Task requirements: Copy every line that contains the string "JSON" from the entries below.

Records shown:
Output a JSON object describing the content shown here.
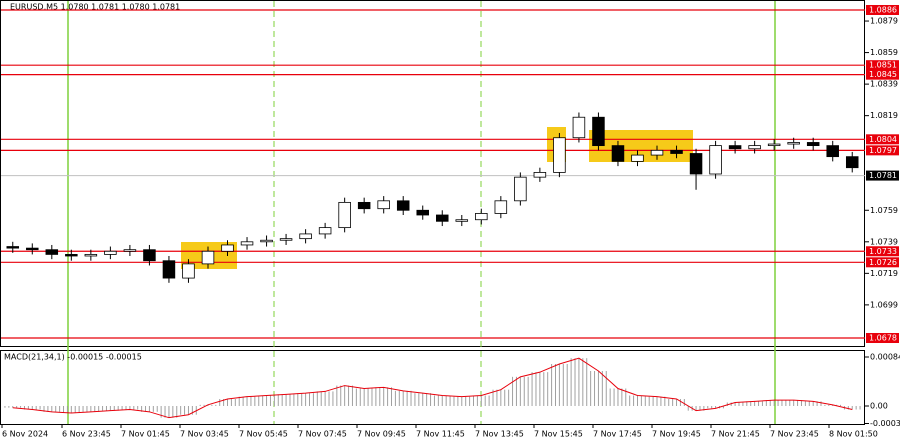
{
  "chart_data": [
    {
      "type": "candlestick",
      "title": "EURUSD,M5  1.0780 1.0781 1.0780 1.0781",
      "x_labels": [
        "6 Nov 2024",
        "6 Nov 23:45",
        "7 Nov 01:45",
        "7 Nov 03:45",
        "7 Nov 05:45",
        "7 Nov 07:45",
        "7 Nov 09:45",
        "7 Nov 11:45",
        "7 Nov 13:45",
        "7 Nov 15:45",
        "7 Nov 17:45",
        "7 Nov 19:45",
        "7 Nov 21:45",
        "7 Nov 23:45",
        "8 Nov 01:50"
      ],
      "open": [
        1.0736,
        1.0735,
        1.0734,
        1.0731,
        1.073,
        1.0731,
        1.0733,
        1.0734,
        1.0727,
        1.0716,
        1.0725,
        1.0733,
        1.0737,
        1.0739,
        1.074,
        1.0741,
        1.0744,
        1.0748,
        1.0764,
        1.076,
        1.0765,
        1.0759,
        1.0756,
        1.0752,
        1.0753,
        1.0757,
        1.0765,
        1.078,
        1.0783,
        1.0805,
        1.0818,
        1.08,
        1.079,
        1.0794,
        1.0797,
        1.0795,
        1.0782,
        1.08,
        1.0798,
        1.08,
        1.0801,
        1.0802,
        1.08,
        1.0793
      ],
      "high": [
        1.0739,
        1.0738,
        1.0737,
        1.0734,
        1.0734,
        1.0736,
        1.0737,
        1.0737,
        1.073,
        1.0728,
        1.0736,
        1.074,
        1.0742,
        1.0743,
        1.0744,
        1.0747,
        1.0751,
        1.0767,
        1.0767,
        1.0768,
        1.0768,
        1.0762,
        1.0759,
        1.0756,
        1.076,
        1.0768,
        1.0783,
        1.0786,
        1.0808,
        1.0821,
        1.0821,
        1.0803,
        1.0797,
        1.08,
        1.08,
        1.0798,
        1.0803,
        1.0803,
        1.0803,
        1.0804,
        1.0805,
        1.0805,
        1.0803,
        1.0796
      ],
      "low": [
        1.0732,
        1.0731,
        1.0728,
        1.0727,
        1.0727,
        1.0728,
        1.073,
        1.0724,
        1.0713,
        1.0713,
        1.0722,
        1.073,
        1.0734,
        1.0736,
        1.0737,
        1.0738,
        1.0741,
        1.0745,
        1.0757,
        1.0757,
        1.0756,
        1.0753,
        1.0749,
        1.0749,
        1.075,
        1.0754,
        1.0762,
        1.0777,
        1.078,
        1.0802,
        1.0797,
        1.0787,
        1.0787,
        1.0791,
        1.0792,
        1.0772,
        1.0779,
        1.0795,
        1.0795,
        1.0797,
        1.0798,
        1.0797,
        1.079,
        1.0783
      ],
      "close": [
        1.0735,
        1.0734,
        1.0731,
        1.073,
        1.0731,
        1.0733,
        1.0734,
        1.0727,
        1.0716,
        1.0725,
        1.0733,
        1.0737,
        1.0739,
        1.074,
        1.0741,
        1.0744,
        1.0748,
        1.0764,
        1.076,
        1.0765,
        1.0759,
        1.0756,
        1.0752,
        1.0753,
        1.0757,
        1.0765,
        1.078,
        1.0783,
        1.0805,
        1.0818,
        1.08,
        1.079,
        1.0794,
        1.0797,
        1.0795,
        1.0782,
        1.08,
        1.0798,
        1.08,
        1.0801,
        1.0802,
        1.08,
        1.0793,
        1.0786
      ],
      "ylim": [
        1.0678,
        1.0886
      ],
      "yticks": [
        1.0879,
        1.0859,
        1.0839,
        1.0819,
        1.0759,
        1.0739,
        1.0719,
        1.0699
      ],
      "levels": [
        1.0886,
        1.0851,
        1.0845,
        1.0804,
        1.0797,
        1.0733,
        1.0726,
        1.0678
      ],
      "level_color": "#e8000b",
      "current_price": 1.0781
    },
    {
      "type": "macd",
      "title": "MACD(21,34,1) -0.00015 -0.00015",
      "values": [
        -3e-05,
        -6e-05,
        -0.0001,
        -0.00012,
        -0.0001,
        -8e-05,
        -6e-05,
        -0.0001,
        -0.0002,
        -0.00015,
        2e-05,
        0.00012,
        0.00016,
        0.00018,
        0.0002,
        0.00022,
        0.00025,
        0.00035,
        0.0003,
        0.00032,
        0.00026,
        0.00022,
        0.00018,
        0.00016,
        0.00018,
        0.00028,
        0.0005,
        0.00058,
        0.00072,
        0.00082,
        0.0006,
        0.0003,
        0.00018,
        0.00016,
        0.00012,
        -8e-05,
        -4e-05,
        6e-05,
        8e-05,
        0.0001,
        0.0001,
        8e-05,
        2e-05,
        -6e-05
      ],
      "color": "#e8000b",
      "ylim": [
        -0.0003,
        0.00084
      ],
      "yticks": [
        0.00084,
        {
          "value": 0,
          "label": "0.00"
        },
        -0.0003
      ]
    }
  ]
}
---
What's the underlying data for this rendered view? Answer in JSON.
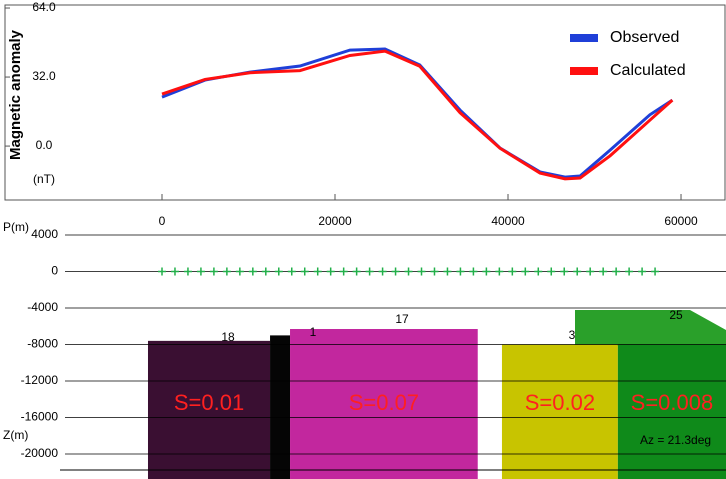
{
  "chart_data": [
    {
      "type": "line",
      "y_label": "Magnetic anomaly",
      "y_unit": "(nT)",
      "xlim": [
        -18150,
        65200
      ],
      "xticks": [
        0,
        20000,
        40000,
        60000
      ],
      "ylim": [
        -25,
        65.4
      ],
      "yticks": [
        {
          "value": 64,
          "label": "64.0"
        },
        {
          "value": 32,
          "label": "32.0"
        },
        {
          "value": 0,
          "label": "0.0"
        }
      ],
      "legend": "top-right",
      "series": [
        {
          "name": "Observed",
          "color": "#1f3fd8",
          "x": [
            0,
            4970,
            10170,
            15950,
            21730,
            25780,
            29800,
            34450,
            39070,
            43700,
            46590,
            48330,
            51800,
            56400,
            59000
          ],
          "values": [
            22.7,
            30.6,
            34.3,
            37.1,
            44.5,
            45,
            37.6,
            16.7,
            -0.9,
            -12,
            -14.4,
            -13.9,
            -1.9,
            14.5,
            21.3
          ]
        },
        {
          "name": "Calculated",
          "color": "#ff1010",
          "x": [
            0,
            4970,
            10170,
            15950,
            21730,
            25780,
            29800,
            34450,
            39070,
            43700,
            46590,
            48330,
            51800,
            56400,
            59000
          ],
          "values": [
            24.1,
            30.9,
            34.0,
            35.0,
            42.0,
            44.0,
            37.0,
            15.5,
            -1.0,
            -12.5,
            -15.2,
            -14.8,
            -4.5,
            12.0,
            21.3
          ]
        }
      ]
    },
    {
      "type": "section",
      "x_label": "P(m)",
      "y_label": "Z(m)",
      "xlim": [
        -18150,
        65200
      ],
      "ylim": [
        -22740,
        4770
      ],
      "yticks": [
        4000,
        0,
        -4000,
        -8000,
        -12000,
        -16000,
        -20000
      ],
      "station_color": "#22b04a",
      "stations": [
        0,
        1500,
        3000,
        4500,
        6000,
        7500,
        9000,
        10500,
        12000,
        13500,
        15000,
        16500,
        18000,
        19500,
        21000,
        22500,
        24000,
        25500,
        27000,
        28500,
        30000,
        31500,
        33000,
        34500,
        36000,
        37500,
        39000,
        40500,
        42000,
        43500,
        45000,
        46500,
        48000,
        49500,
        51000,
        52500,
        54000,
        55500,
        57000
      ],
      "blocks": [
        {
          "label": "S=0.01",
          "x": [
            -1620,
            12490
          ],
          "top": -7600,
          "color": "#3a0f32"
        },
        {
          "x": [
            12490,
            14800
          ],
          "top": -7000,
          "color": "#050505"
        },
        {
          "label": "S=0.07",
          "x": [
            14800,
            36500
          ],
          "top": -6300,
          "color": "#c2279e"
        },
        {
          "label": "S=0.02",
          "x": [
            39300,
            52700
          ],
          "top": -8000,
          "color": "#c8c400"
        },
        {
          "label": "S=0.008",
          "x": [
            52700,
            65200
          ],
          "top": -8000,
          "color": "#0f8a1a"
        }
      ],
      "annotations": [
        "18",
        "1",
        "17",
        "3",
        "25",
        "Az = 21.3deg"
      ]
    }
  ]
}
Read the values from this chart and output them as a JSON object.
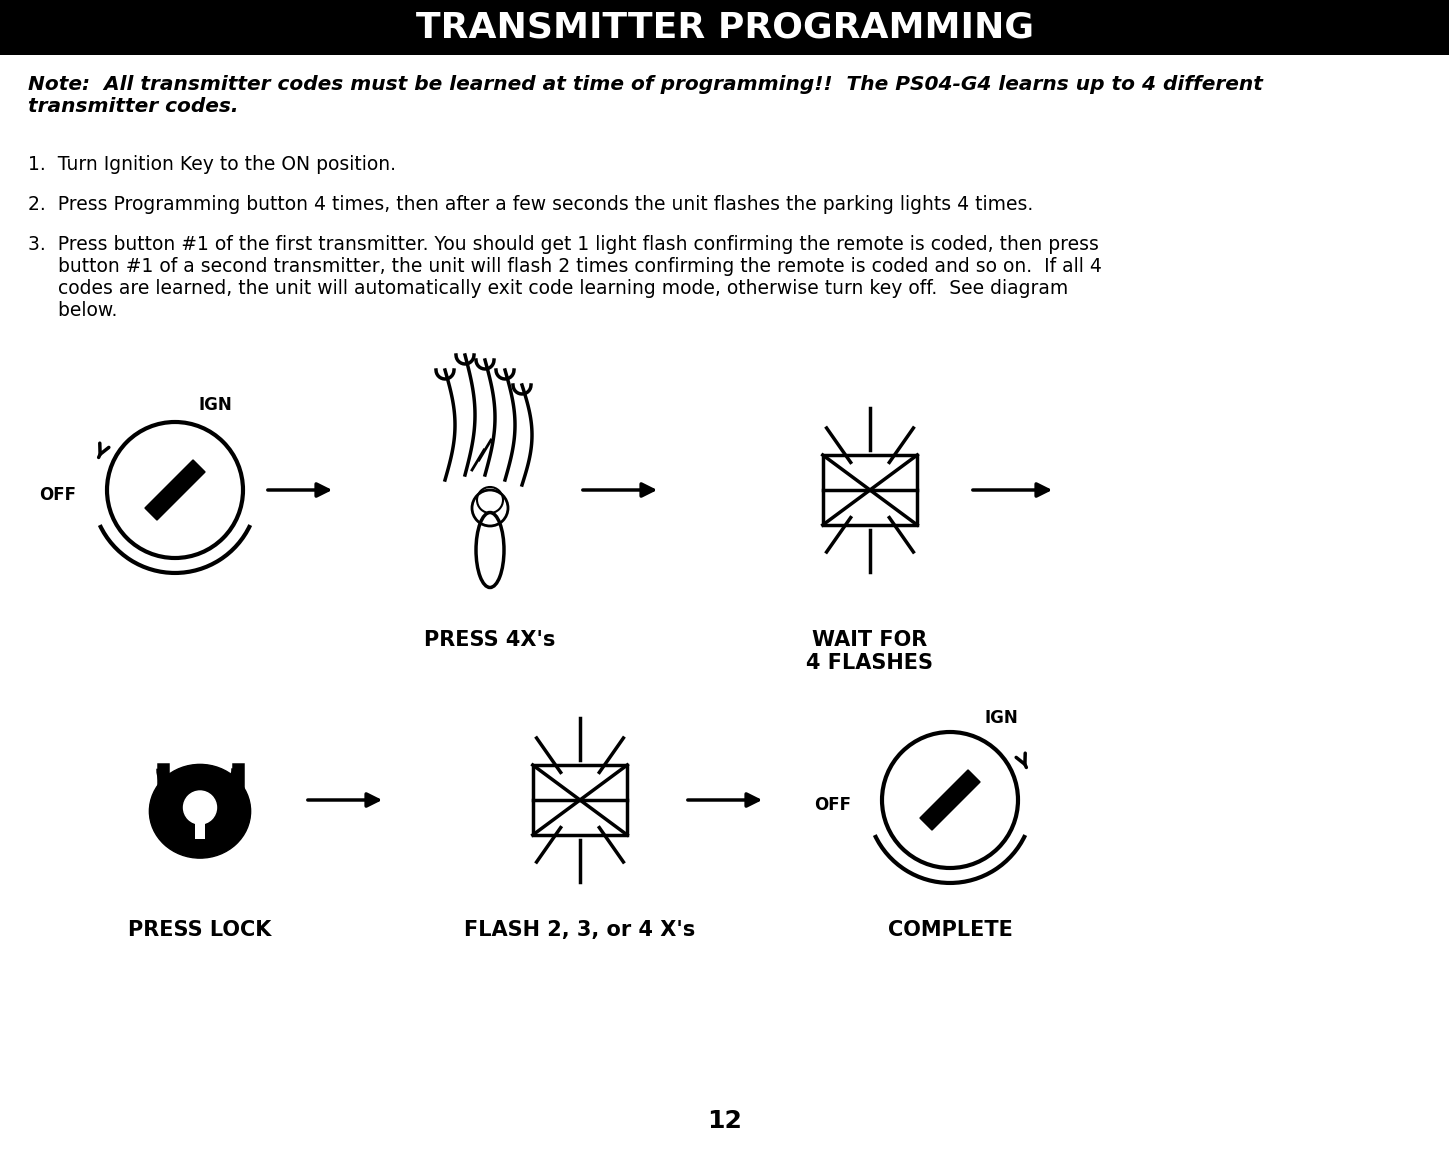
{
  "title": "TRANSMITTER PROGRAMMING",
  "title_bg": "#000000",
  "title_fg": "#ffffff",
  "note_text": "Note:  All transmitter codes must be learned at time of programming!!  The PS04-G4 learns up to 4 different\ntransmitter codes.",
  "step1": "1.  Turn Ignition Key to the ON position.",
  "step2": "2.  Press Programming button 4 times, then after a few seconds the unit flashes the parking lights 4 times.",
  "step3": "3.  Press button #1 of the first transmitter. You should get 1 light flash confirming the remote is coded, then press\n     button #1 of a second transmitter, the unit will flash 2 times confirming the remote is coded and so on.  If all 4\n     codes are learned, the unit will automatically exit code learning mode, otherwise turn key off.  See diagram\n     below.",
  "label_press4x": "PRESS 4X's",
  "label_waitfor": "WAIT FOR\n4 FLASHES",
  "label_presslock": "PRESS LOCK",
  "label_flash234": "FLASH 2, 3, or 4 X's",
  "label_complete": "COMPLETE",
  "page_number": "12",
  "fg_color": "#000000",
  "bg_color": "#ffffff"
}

Answer to this problem:
Output a JSON object describing the content shown here.
What's the underlying data for this rendered view? Answer in JSON.
Read the values from this chart and output them as a JSON object.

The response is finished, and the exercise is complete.